EXERCISE » Make an exact copy of the lines, leaving the pictures out.

INPUT FOR THIS TASK »
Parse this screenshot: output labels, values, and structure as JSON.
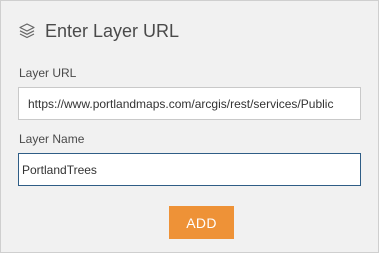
{
  "header": {
    "icon": "layers-icon",
    "title": "Enter Layer URL"
  },
  "form": {
    "layer_url": {
      "label": "Layer URL",
      "value": "https://www.portlandmaps.com/arcgis/rest/services/Public"
    },
    "layer_name": {
      "label": "Layer Name",
      "value": "PortlandTrees"
    },
    "add_button_label": "ADD"
  },
  "colors": {
    "panel_background": "#f1f1f1",
    "add_button": "#ee9237",
    "focus_border": "#2f5d86"
  }
}
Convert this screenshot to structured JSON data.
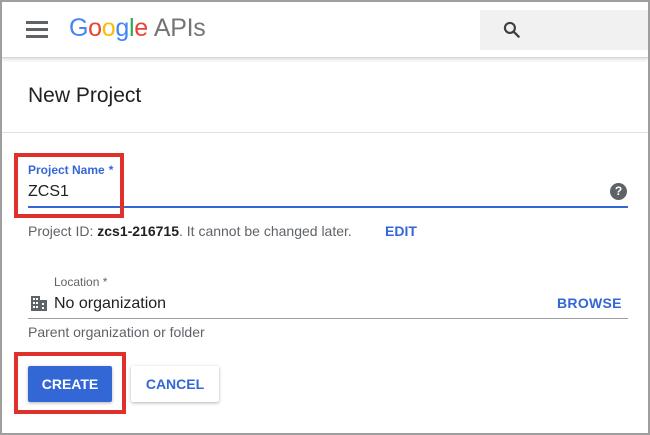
{
  "topbar": {
    "logo": {
      "letters": [
        "G",
        "o",
        "o",
        "g",
        "l",
        "e"
      ],
      "product": "APIs"
    },
    "menu_icon": "hamburger-menu-icon",
    "search_icon": "search-icon"
  },
  "page": {
    "title": "New Project"
  },
  "project_name": {
    "label": "Project Name",
    "required_mark": "*",
    "value": "ZCS1",
    "help_icon": "?"
  },
  "project_id": {
    "prefix": "Project ID: ",
    "id": "zcs1-216715",
    "suffix": ". It cannot be changed later.",
    "edit_label": "EDIT"
  },
  "location": {
    "label": "Location *",
    "value": "No organization",
    "browse_label": "BROWSE",
    "helper": "Parent organization or folder",
    "icon": "building-icon"
  },
  "actions": {
    "create_label": "CREATE",
    "cancel_label": "CANCEL"
  },
  "colors": {
    "accent": "#3367d6",
    "highlight": "#e0302b"
  }
}
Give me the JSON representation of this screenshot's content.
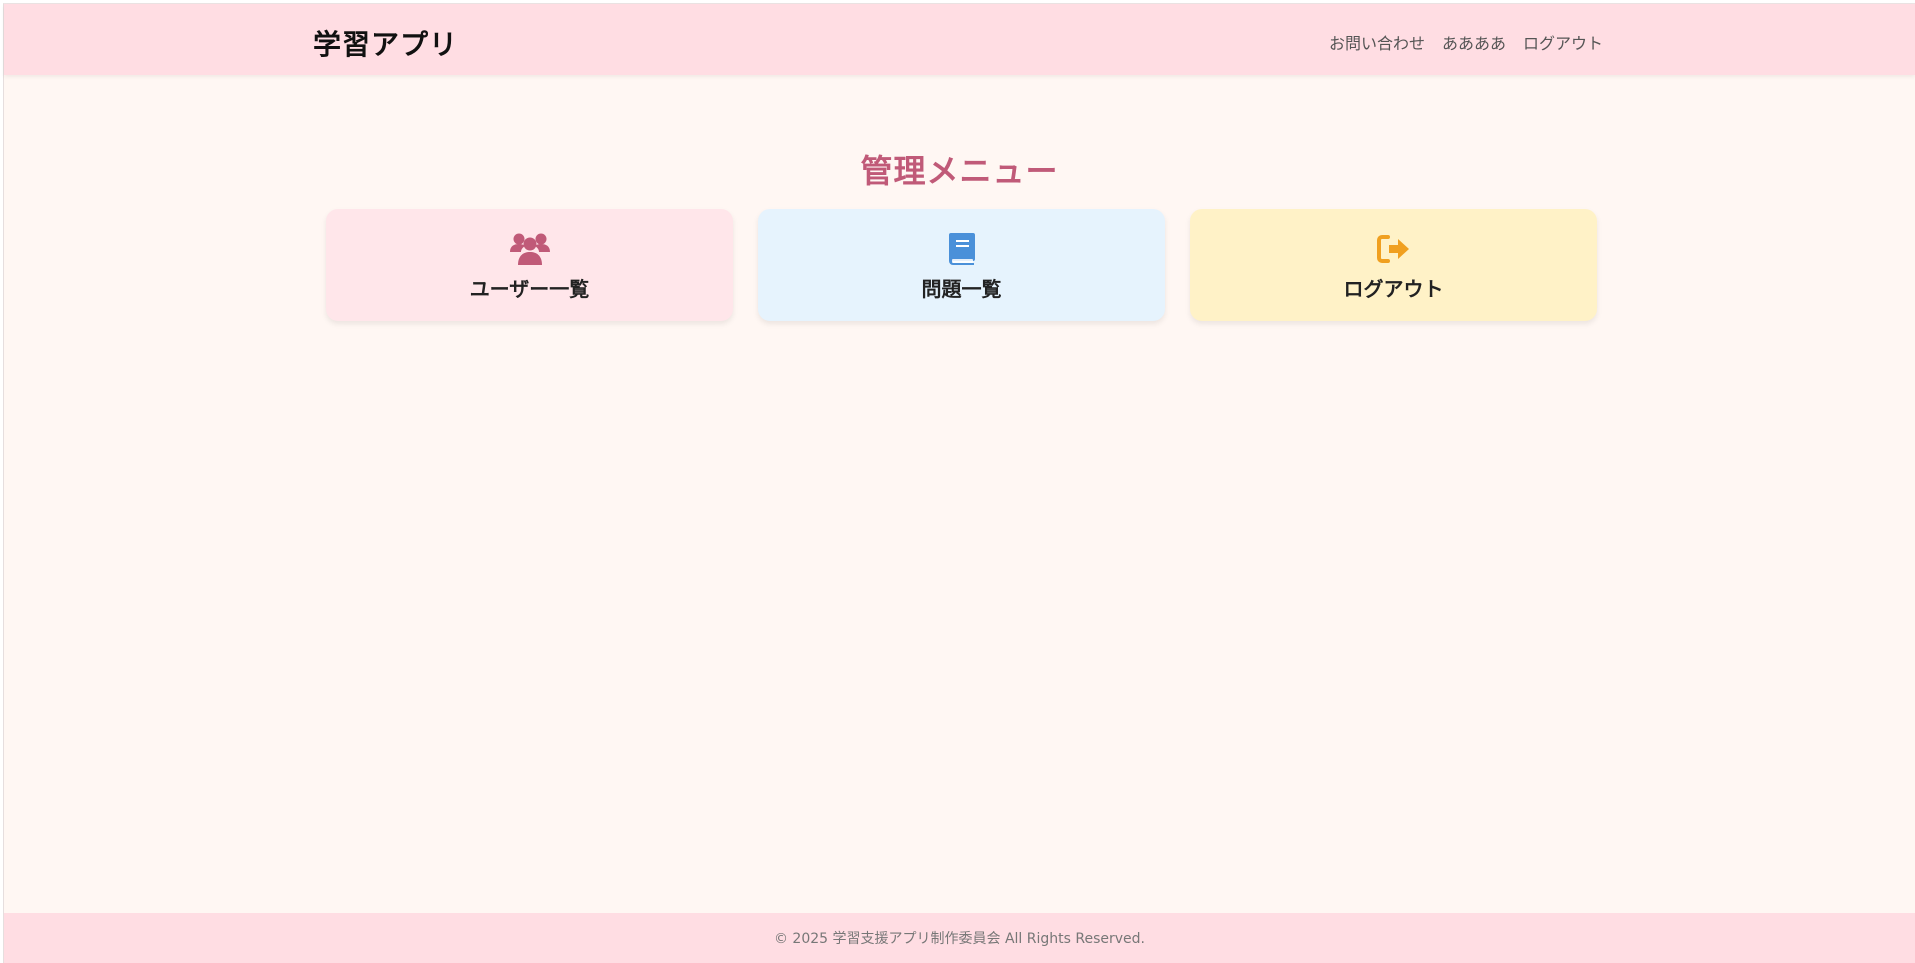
{
  "header": {
    "brand": "学習アプリ",
    "nav": [
      {
        "label": "お問い合わせ"
      },
      {
        "label": "ああああ"
      },
      {
        "label": "ログアウト"
      }
    ]
  },
  "main": {
    "title": "管理メニュー",
    "cards": [
      {
        "label": "ユーザー一覧",
        "icon": "users-icon",
        "color": "#c05a78",
        "background": "#ffe6ea"
      },
      {
        "label": "問題一覧",
        "icon": "book-icon",
        "color": "#4a90d9",
        "background": "#e6f3fd"
      },
      {
        "label": "ログアウト",
        "icon": "sign-out-icon",
        "color": "#f0a020",
        "background": "#fff2c7"
      }
    ]
  },
  "footer": {
    "copyright": "© 2025 学習支援アプリ制作委員会 All Rights Reserved."
  },
  "colors": {
    "header_bg": "#ffdde3",
    "page_bg": "#fff7f3",
    "title": "#c05a78"
  }
}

TASK RESULT »
Parse this screenshot: output labels, values, and structure as JSON.
{
  "header": {
    "icon": "layers-icon",
    "title": "Enter Layer URL"
  },
  "form": {
    "layer_url": {
      "label": "Layer URL",
      "value": "https://www.portlandmaps.com/arcgis/rest/services/Public"
    },
    "layer_name": {
      "label": "Layer Name",
      "value": "PortlandTrees"
    },
    "add_button_label": "ADD"
  },
  "colors": {
    "panel_background": "#f1f1f1",
    "add_button": "#ee9237",
    "focus_border": "#2f5d86"
  }
}
Convert this screenshot to structured JSON data.
{
  "topbar": {
    "logo": {
      "letters": [
        "G",
        "o",
        "o",
        "g",
        "l",
        "e"
      ],
      "product": "APIs"
    },
    "menu_icon": "hamburger-menu-icon",
    "search_icon": "search-icon"
  },
  "page": {
    "title": "New Project"
  },
  "project_name": {
    "label": "Project Name",
    "required_mark": "*",
    "value": "ZCS1",
    "help_icon": "?"
  },
  "project_id": {
    "prefix": "Project ID: ",
    "id": "zcs1-216715",
    "suffix": ". It cannot be changed later.",
    "edit_label": "EDIT"
  },
  "location": {
    "label": "Location *",
    "value": "No organization",
    "browse_label": "BROWSE",
    "helper": "Parent organization or folder",
    "icon": "building-icon"
  },
  "actions": {
    "create_label": "CREATE",
    "cancel_label": "CANCEL"
  },
  "colors": {
    "accent": "#3367d6",
    "highlight": "#e0302b"
  }
}
Give me the JSON representation of this screenshot's content.
{
  "header": {
    "brand": "学習アプリ",
    "nav": [
      {
        "label": "お問い合わせ"
      },
      {
        "label": "ああああ"
      },
      {
        "label": "ログアウト"
      }
    ]
  },
  "main": {
    "title": "管理メニュー",
    "cards": [
      {
        "label": "ユーザー一覧",
        "icon": "users-icon",
        "color": "#c05a78",
        "background": "#ffe6ea"
      },
      {
        "label": "問題一覧",
        "icon": "book-icon",
        "color": "#4a90d9",
        "background": "#e6f3fd"
      },
      {
        "label": "ログアウト",
        "icon": "sign-out-icon",
        "color": "#f0a020",
        "background": "#fff2c7"
      }
    ]
  },
  "footer": {
    "copyright": "© 2025 学習支援アプリ制作委員会 All Rights Reserved."
  },
  "colors": {
    "header_bg": "#ffdde3",
    "page_bg": "#fff7f3",
    "title": "#c05a78"
  }
}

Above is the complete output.